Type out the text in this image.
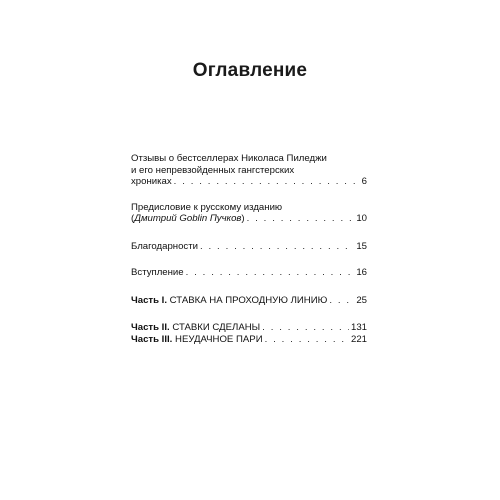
Оглавление
Отзывы о бестселлерах Николаса Пиледжи
и его непревзойденных гангстерских
хрониках . . .	6
Предисловие к русскому изданию
(Дмитрий Goblin Пучков) . . .	10
Благодарности . . .	15
Вступление . . .	16
Часть I. СТАВКА НА ПРОХОДНУЮ ЛИНИЮ . . .	25
Часть II. СТАВКИ СДЕЛАНЫ . . .	131
Часть III. НЕУДАЧНОЕ ПАРИ . . .	221
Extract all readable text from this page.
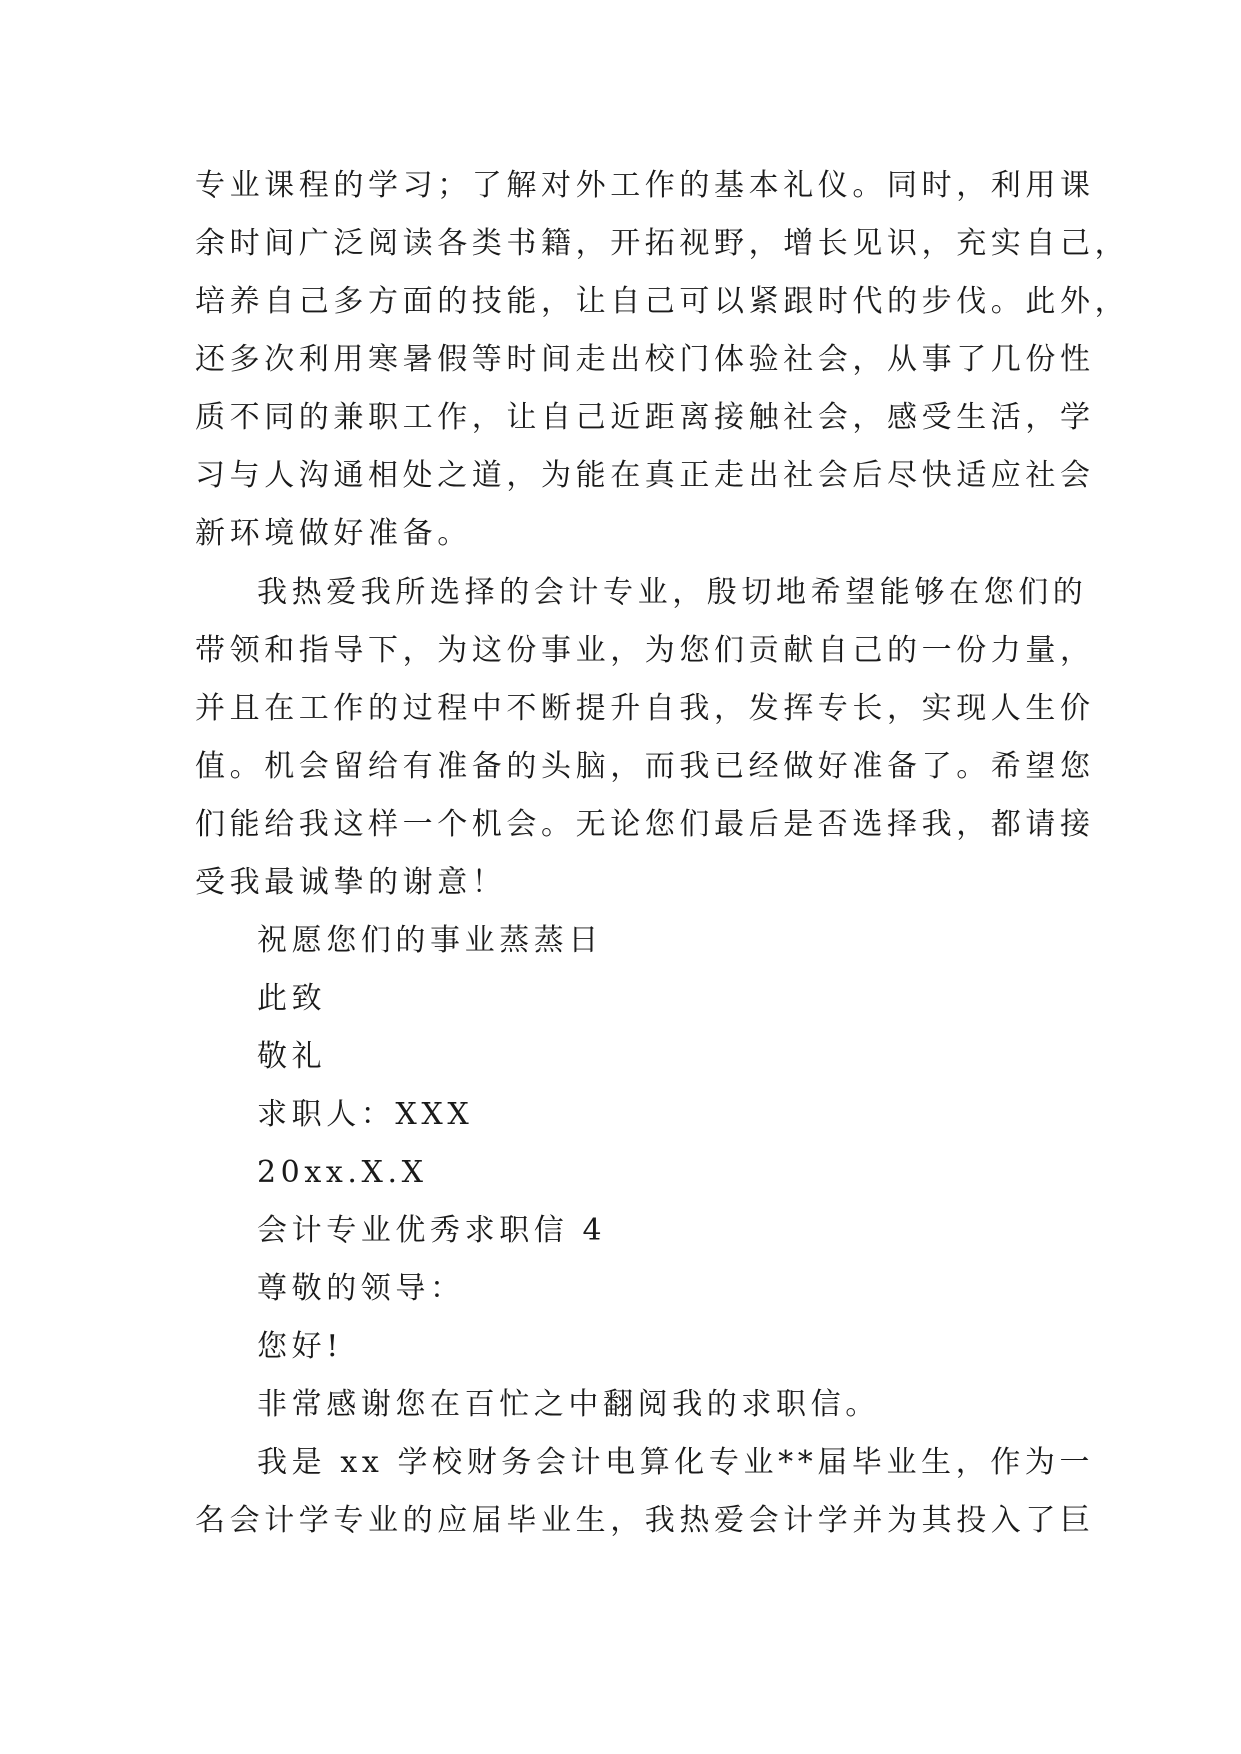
专业课程的学习；了解对外工作的基本礼仪。同时，利用课
余时间广泛阅读各类书籍，开拓视野，增长见识，充实自己，
培养自己多方面的技能，让自己可以紧跟时代的步伐。此外，
还多次利用寒暑假等时间走出校门体验社会，从事了几份性
质不同的兼职工作，让自己近距离接触社会，感受生活，学
习与人沟通相处之道，为能在真正走出社会后尽快适应社会
新环境做好准备。
我热爱我所选择的会计专业，殷切地希望能够在您们的
带领和指导下，为这份事业，为您们贡献自己的一份力量，
并且在工作的过程中不断提升自我，发挥专长，实现人生价
值。机会留给有准备的头脑，而我已经做好准备了。希望您
们能给我这样一个机会。无论您们最后是否选择我，都请接
受我最诚挚的谢意！
祝愿您们的事业蒸蒸日
此致
敬礼
求职人：XXX
20xx.X.X
会计专业优秀求职信 4
尊敬的领导：
您好!
非常感谢您在百忙之中翻阅我的求职信。
我是 xx 学校财务会计电算化专业**届毕业生，作为一
名会计学专业的应届毕业生，我热爱会计学并为其投入了巨
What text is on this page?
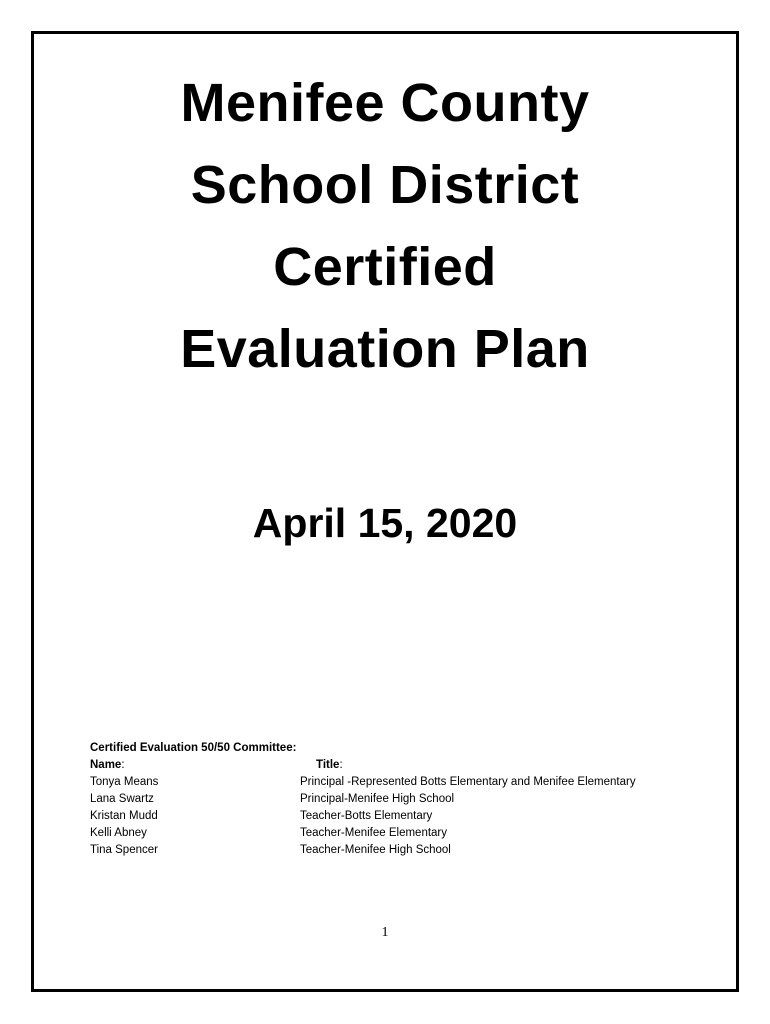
Menifee County
School District
Certified
Evaluation Plan
April 15, 2020
Certified Evaluation 50/50 Committee:
Name:	Title:
Tonya Means	Principal -Represented Botts Elementary and Menifee Elementary
Lana Swartz	Principal-Menifee High School
Kristan Mudd	Teacher-Botts Elementary
Kelli Abney	Teacher-Menifee Elementary
Tina Spencer	Teacher-Menifee High School
1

————————

**Directive:** Repeat each entry precisely as it appears. Leave the pictures out.

**Solution:**
Type out the text in this image.
Оглавление
Отзывы о бестселлерах Николаса Пиледжи
и его непревзойденных гангстерских
хрониках . . .	6
Предисловие к русскому изданию
(Дмитрий Goblin Пучков) . . .	10
Благодарности . . .	15
Вступление . . .	16
Часть I. СТАВКА НА ПРОХОДНУЮ ЛИНИЮ . . .	25
Часть II. СТАВКИ СДЕЛАНЫ . . .	131
Часть III. НЕУДАЧНОЕ ПАРИ . . .	221
Extract all readable text from this page.
专业课程的学习；了解对外工作的基本礼仪。同时，利用课
余时间广泛阅读各类书籍，开拓视野，增长见识，充实自己，
培养自己多方面的技能，让自己可以紧跟时代的步伐。此外，
还多次利用寒暑假等时间走出校门体验社会，从事了几份性
质不同的兼职工作，让自己近距离接触社会，感受生活，学
习与人沟通相处之道，为能在真正走出社会后尽快适应社会
新环境做好准备。
我热爱我所选择的会计专业，殷切地希望能够在您们的
带领和指导下，为这份事业，为您们贡献自己的一份力量，
并且在工作的过程中不断提升自我，发挥专长，实现人生价
值。机会留给有准备的头脑，而我已经做好准备了。希望您
们能给我这样一个机会。无论您们最后是否选择我，都请接
受我最诚挚的谢意！
祝愿您们的事业蒸蒸日
此致
敬礼
求职人：XXX
20xx.X.X
会计专业优秀求职信 4
尊敬的领导：
您好!
非常感谢您在百忙之中翻阅我的求职信。
我是 xx 学校财务会计电算化专业**届毕业生，作为一
名会计学专业的应届毕业生，我热爱会计学并为其投入了巨
What text is on this page?
Menifee County
School District
Certified
Evaluation Plan
April 15, 2020
Certified Evaluation 50/50 Committee:
Name:	Title:
Tonya Means	Principal -Represented Botts Elementary and Menifee Elementary
Lana Swartz	Principal-Menifee High School
Kristan Mudd	Teacher-Botts Elementary
Kelli Abney	Teacher-Menifee Elementary
Tina Spencer	Teacher-Menifee High School
1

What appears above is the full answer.